◆ WORK TO DO:
Below are some records; retype all of them exactly.

◆ SUPPLIED MATERIAL:
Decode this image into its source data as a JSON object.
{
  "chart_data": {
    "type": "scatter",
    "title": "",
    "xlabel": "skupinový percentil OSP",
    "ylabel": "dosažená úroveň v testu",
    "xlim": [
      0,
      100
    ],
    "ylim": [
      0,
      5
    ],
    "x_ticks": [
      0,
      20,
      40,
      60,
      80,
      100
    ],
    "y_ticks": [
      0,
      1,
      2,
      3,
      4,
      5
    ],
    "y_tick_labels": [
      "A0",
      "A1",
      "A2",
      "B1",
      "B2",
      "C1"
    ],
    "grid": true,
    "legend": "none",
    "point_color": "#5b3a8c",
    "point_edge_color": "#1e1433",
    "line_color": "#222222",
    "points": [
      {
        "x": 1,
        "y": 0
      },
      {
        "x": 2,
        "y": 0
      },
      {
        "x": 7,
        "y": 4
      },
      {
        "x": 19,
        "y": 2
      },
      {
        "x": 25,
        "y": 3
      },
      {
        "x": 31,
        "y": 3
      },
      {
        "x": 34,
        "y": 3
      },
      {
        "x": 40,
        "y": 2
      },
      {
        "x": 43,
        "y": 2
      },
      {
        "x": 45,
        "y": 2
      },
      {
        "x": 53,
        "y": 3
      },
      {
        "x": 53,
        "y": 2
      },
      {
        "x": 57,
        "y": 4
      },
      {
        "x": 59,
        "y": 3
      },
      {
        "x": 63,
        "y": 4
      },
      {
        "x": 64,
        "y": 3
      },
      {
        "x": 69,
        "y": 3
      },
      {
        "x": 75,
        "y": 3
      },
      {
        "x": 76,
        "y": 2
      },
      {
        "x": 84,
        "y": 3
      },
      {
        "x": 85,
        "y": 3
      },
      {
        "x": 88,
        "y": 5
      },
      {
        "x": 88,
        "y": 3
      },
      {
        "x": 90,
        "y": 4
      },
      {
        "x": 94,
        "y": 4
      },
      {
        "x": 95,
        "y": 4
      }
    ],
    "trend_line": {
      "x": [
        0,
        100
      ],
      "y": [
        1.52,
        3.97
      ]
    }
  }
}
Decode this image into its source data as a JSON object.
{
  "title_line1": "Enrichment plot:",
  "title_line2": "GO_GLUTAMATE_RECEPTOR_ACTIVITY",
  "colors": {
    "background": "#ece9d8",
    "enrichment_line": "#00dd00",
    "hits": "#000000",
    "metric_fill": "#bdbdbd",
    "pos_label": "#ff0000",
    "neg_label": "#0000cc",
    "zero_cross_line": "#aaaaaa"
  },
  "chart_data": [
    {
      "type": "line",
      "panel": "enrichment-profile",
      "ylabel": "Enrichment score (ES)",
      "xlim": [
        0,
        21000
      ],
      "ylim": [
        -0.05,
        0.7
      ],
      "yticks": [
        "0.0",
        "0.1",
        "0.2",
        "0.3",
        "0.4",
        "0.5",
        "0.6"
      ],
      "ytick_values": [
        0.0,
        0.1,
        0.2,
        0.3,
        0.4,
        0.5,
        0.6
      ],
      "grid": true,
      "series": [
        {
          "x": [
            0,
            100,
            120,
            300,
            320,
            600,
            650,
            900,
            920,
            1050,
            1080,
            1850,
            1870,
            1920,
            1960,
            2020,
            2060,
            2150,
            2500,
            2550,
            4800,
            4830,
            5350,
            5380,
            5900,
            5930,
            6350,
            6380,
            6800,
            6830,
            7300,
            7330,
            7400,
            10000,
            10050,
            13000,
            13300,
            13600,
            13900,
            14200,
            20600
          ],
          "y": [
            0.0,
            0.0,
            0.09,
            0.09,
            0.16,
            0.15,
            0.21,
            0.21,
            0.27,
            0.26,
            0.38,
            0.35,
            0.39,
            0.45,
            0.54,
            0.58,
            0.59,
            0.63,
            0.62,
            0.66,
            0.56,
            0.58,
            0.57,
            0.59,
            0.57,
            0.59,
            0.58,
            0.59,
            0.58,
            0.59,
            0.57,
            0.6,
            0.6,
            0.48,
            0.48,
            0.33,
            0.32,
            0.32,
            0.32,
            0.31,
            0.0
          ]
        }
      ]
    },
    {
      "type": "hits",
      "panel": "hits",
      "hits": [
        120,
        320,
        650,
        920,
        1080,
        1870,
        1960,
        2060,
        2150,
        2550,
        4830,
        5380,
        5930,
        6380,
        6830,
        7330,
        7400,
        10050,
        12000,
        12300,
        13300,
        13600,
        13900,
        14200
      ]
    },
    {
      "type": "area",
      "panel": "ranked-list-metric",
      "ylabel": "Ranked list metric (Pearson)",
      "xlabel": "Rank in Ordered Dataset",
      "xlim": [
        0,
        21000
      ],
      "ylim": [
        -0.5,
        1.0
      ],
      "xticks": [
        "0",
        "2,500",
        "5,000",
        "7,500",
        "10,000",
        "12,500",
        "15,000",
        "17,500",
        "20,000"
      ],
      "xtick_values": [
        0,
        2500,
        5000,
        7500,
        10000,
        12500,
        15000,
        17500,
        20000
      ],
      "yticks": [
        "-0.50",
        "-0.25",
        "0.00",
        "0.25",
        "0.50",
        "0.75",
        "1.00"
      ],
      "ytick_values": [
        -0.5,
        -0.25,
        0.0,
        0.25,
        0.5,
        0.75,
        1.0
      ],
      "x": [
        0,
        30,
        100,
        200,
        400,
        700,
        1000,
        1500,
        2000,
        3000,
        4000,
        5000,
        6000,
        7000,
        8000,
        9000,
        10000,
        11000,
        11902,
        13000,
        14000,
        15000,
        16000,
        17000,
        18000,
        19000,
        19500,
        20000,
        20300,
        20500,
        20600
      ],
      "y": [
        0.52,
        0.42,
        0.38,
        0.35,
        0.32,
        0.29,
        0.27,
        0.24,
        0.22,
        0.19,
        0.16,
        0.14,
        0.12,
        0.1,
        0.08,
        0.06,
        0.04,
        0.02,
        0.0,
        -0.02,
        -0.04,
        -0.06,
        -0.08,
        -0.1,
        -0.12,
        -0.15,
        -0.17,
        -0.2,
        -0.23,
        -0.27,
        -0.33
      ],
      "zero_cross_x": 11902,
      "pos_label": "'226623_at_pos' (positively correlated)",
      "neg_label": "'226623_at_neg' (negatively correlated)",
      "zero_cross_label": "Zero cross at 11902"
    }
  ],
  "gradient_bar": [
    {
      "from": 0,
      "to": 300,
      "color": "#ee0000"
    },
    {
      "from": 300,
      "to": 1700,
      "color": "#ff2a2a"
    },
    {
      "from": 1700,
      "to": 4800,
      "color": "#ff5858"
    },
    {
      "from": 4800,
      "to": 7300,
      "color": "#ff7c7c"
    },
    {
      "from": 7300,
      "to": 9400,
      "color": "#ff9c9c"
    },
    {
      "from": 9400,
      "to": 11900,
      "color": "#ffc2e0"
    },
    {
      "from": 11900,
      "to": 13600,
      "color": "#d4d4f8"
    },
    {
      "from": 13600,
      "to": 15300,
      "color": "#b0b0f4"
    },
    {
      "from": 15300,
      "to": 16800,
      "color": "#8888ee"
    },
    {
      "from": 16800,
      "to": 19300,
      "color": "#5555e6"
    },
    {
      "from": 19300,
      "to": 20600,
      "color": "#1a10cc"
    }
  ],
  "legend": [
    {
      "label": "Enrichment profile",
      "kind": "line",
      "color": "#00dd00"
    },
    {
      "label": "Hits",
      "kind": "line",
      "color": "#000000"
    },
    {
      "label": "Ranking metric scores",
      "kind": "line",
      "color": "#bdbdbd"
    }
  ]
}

◆ RESPONSE TO THE EXERCISE:
Decode this image into its source data as a JSON object.
{
  "chart_data": {
    "type": "scatter",
    "title": "",
    "xlabel": "skupinový percentil OSP",
    "ylabel": "dosažená úroveň v testu",
    "xlim": [
      0,
      100
    ],
    "ylim": [
      0,
      5
    ],
    "x_ticks": [
      0,
      20,
      40,
      60,
      80,
      100
    ],
    "y_ticks": [
      0,
      1,
      2,
      3,
      4,
      5
    ],
    "y_tick_labels": [
      "A0",
      "A1",
      "A2",
      "B1",
      "B2",
      "C1"
    ],
    "grid": true,
    "legend": "none",
    "point_color": "#5b3a8c",
    "point_edge_color": "#1e1433",
    "line_color": "#222222",
    "points": [
      {
        "x": 1,
        "y": 0
      },
      {
        "x": 2,
        "y": 0
      },
      {
        "x": 7,
        "y": 4
      },
      {
        "x": 19,
        "y": 2
      },
      {
        "x": 25,
        "y": 3
      },
      {
        "x": 31,
        "y": 3
      },
      {
        "x": 34,
        "y": 3
      },
      {
        "x": 40,
        "y": 2
      },
      {
        "x": 43,
        "y": 2
      },
      {
        "x": 45,
        "y": 2
      },
      {
        "x": 53,
        "y": 3
      },
      {
        "x": 53,
        "y": 2
      },
      {
        "x": 57,
        "y": 4
      },
      {
        "x": 59,
        "y": 3
      },
      {
        "x": 63,
        "y": 4
      },
      {
        "x": 64,
        "y": 3
      },
      {
        "x": 69,
        "y": 3
      },
      {
        "x": 75,
        "y": 3
      },
      {
        "x": 76,
        "y": 2
      },
      {
        "x": 84,
        "y": 3
      },
      {
        "x": 85,
        "y": 3
      },
      {
        "x": 88,
        "y": 5
      },
      {
        "x": 88,
        "y": 3
      },
      {
        "x": 90,
        "y": 4
      },
      {
        "x": 94,
        "y": 4
      },
      {
        "x": 95,
        "y": 4
      }
    ],
    "trend_line": {
      "x": [
        0,
        100
      ],
      "y": [
        1.52,
        3.97
      ]
    }
  }
}
Decode this image into its source data as a JSON object.
{
  "title_line1": "Enrichment plot:",
  "title_line2": "GO_GLUTAMATE_RECEPTOR_ACTIVITY",
  "colors": {
    "background": "#ece9d8",
    "enrichment_line": "#00dd00",
    "hits": "#000000",
    "metric_fill": "#bdbdbd",
    "pos_label": "#ff0000",
    "neg_label": "#0000cc",
    "zero_cross_line": "#aaaaaa"
  },
  "chart_data": [
    {
      "type": "line",
      "panel": "enrichment-profile",
      "ylabel": "Enrichment score (ES)",
      "xlim": [
        0,
        21000
      ],
      "ylim": [
        -0.05,
        0.7
      ],
      "yticks": [
        "0.0",
        "0.1",
        "0.2",
        "0.3",
        "0.4",
        "0.5",
        "0.6"
      ],
      "ytick_values": [
        0.0,
        0.1,
        0.2,
        0.3,
        0.4,
        0.5,
        0.6
      ],
      "grid": true,
      "series": [
        {
          "x": [
            0,
            100,
            120,
            300,
            320,
            600,
            650,
            900,
            920,
            1050,
            1080,
            1850,
            1870,
            1920,
            1960,
            2020,
            2060,
            2150,
            2500,
            2550,
            4800,
            4830,
            5350,
            5380,
            5900,
            5930,
            6350,
            6380,
            6800,
            6830,
            7300,
            7330,
            7400,
            10000,
            10050,
            13000,
            13300,
            13600,
            13900,
            14200,
            20600
          ],
          "y": [
            0.0,
            0.0,
            0.09,
            0.09,
            0.16,
            0.15,
            0.21,
            0.21,
            0.27,
            0.26,
            0.38,
            0.35,
            0.39,
            0.45,
            0.54,
            0.58,
            0.59,
            0.63,
            0.62,
            0.66,
            0.56,
            0.58,
            0.57,
            0.59,
            0.57,
            0.59,
            0.58,
            0.59,
            0.58,
            0.59,
            0.57,
            0.6,
            0.6,
            0.48,
            0.48,
            0.33,
            0.32,
            0.32,
            0.32,
            0.31,
            0.0
          ]
        }
      ]
    },
    {
      "type": "hits",
      "panel": "hits",
      "hits": [
        120,
        320,
        650,
        920,
        1080,
        1870,
        1960,
        2060,
        2150,
        2550,
        4830,
        5380,
        5930,
        6380,
        6830,
        7330,
        7400,
        10050,
        12000,
        12300,
        13300,
        13600,
        13900,
        14200
      ]
    },
    {
      "type": "area",
      "panel": "ranked-list-metric",
      "ylabel": "Ranked list metric (Pearson)",
      "xlabel": "Rank in Ordered Dataset",
      "xlim": [
        0,
        21000
      ],
      "ylim": [
        -0.5,
        1.0
      ],
      "xticks": [
        "0",
        "2,500",
        "5,000",
        "7,500",
        "10,000",
        "12,500",
        "15,000",
        "17,500",
        "20,000"
      ],
      "xtick_values": [
        0,
        2500,
        5000,
        7500,
        10000,
        12500,
        15000,
        17500,
        20000
      ],
      "yticks": [
        "-0.50",
        "-0.25",
        "0.00",
        "0.25",
        "0.50",
        "0.75",
        "1.00"
      ],
      "ytick_values": [
        -0.5,
        -0.25,
        0.0,
        0.25,
        0.5,
        0.75,
        1.0
      ],
      "x": [
        0,
        30,
        100,
        200,
        400,
        700,
        1000,
        1500,
        2000,
        3000,
        4000,
        5000,
        6000,
        7000,
        8000,
        9000,
        10000,
        11000,
        11902,
        13000,
        14000,
        15000,
        16000,
        17000,
        18000,
        19000,
        19500,
        20000,
        20300,
        20500,
        20600
      ],
      "y": [
        0.52,
        0.42,
        0.38,
        0.35,
        0.32,
        0.29,
        0.27,
        0.24,
        0.22,
        0.19,
        0.16,
        0.14,
        0.12,
        0.1,
        0.08,
        0.06,
        0.04,
        0.02,
        0.0,
        -0.02,
        -0.04,
        -0.06,
        -0.08,
        -0.1,
        -0.12,
        -0.15,
        -0.17,
        -0.2,
        -0.23,
        -0.27,
        -0.33
      ],
      "zero_cross_x": 11902,
      "pos_label": "'226623_at_pos' (positively correlated)",
      "neg_label": "'226623_at_neg' (negatively correlated)",
      "zero_cross_label": "Zero cross at 11902"
    }
  ],
  "gradient_bar": [
    {
      "from": 0,
      "to": 300,
      "color": "#ee0000"
    },
    {
      "from": 300,
      "to": 1700,
      "color": "#ff2a2a"
    },
    {
      "from": 1700,
      "to": 4800,
      "color": "#ff5858"
    },
    {
      "from": 4800,
      "to": 7300,
      "color": "#ff7c7c"
    },
    {
      "from": 7300,
      "to": 9400,
      "color": "#ff9c9c"
    },
    {
      "from": 9400,
      "to": 11900,
      "color": "#ffc2e0"
    },
    {
      "from": 11900,
      "to": 13600,
      "color": "#d4d4f8"
    },
    {
      "from": 13600,
      "to": 15300,
      "color": "#b0b0f4"
    },
    {
      "from": 15300,
      "to": 16800,
      "color": "#8888ee"
    },
    {
      "from": 16800,
      "to": 19300,
      "color": "#5555e6"
    },
    {
      "from": 19300,
      "to": 20600,
      "color": "#1a10cc"
    }
  ],
  "legend": [
    {
      "label": "Enrichment profile",
      "kind": "line",
      "color": "#00dd00"
    },
    {
      "label": "Hits",
      "kind": "line",
      "color": "#000000"
    },
    {
      "label": "Ranking metric scores",
      "kind": "line",
      "color": "#bdbdbd"
    }
  ]
}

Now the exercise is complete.